● **Task to complete**
Without skipping anything, write out each record below exactly.

============================================================

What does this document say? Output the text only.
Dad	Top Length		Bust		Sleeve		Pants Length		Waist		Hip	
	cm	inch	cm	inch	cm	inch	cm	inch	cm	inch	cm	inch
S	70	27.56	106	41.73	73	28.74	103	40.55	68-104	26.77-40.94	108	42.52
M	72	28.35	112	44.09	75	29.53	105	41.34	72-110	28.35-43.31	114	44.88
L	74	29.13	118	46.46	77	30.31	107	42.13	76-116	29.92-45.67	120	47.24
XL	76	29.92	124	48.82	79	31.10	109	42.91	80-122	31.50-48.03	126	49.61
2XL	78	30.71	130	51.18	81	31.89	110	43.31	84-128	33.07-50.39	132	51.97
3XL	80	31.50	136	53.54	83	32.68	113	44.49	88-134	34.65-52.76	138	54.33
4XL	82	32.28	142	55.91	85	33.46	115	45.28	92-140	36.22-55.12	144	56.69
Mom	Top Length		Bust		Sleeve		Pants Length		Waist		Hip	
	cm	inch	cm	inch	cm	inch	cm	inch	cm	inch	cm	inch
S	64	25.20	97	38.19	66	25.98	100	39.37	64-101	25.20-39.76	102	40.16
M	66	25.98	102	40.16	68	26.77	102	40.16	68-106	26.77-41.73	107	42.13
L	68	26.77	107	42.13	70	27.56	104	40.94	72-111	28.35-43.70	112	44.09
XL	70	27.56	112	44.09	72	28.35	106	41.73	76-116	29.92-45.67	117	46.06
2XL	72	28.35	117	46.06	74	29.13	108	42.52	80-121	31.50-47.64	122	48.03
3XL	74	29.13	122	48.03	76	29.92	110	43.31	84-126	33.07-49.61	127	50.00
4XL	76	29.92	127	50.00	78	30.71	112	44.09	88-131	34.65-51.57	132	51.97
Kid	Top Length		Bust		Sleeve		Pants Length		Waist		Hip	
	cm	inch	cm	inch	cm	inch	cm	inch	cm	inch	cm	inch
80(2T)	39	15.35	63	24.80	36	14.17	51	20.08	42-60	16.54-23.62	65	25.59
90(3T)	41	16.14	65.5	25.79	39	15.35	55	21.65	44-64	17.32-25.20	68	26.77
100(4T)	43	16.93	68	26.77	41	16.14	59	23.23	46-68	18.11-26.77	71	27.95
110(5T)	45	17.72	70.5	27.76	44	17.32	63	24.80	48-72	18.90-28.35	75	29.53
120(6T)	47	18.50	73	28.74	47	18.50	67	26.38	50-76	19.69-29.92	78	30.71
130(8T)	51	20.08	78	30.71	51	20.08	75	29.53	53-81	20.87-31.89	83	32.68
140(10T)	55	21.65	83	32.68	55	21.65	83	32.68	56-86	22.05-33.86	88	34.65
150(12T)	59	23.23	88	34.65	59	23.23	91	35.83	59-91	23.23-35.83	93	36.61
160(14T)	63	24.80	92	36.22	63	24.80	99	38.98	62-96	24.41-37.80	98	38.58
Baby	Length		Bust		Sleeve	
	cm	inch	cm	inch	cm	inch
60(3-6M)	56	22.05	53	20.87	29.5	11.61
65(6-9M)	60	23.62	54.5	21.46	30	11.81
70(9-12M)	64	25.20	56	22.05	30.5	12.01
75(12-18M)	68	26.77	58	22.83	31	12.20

============================================================

● **Task result**
What does this document say? Output the text only.
Dad	Top Length		Bust		Sleeve		Pants Length		Waist		Hip	
	cm	inch	cm	inch	cm	inch	cm	inch	cm	inch	cm	inch
S	70	27.56	106	41.73	73	28.74	103	40.55	68-104	26.77-40.94	108	42.52
M	72	28.35	112	44.09	75	29.53	105	41.34	72-110	28.35-43.31	114	44.88
L	74	29.13	118	46.46	77	30.31	107	42.13	76-116	29.92-45.67	120	47.24
XL	76	29.92	124	48.82	79	31.10	109	42.91	80-122	31.50-48.03	126	49.61
2XL	78	30.71	130	51.18	81	31.89	110	43.31	84-128	33.07-50.39	132	51.97
3XL	80	31.50	136	53.54	83	32.68	113	44.49	88-134	34.65-52.76	138	54.33
4XL	82	32.28	142	55.91	85	33.46	115	45.28	92-140	36.22-55.12	144	56.69
Mom	Top Length		Bust		Sleeve		Pants Length		Waist		Hip	
	cm	inch	cm	inch	cm	inch	cm	inch	cm	inch	cm	inch
S	64	25.20	97	38.19	66	25.98	100	39.37	64-101	25.20-39.76	102	40.16
M	66	25.98	102	40.16	68	26.77	102	40.16	68-106	26.77-41.73	107	42.13
L	68	26.77	107	42.13	70	27.56	104	40.94	72-111	28.35-43.70	112	44.09
XL	70	27.56	112	44.09	72	28.35	106	41.73	76-116	29.92-45.67	117	46.06
2XL	72	28.35	117	46.06	74	29.13	108	42.52	80-121	31.50-47.64	122	48.03
3XL	74	29.13	122	48.03	76	29.92	110	43.31	84-126	33.07-49.61	127	50.00
4XL	76	29.92	127	50.00	78	30.71	112	44.09	88-131	34.65-51.57	132	51.97
Kid	Top Length		Bust		Sleeve		Pants Length		Waist		Hip	
	cm	inch	cm	inch	cm	inch	cm	inch	cm	inch	cm	inch
80(2T)	39	15.35	63	24.80	36	14.17	51	20.08	42-60	16.54-23.62	65	25.59
90(3T)	41	16.14	65.5	25.79	39	15.35	55	21.65	44-64	17.32-25.20	68	26.77
100(4T)	43	16.93	68	26.77	41	16.14	59	23.23	46-68	18.11-26.77	71	27.95
110(5T)	45	17.72	70.5	27.76	44	17.32	63	24.80	48-72	18.90-28.35	75	29.53
120(6T)	47	18.50	73	28.74	47	18.50	67	26.38	50-76	19.69-29.92	78	30.71
130(8T)	51	20.08	78	30.71	51	20.08	75	29.53	53-81	20.87-31.89	83	32.68
140(10T)	55	21.65	83	32.68	55	21.65	83	32.68	56-86	22.05-33.86	88	34.65
150(12T)	59	23.23	88	34.65	59	23.23	91	35.83	59-91	23.23-35.83	93	36.61
160(14T)	63	24.80	92	36.22	63	24.80	99	38.98	62-96	24.41-37.80	98	38.58
Baby	Length		Bust		Sleeve	
	cm	inch	cm	inch	cm	inch
60(3-6M)	56	22.05	53	20.87	29.5	11.61
65(6-9M)	60	23.62	54.5	21.46	30	11.81
70(9-12M)	64	25.20	56	22.05	30.5	12.01
75(12-18M)	68	26.77	58	22.83	31	12.20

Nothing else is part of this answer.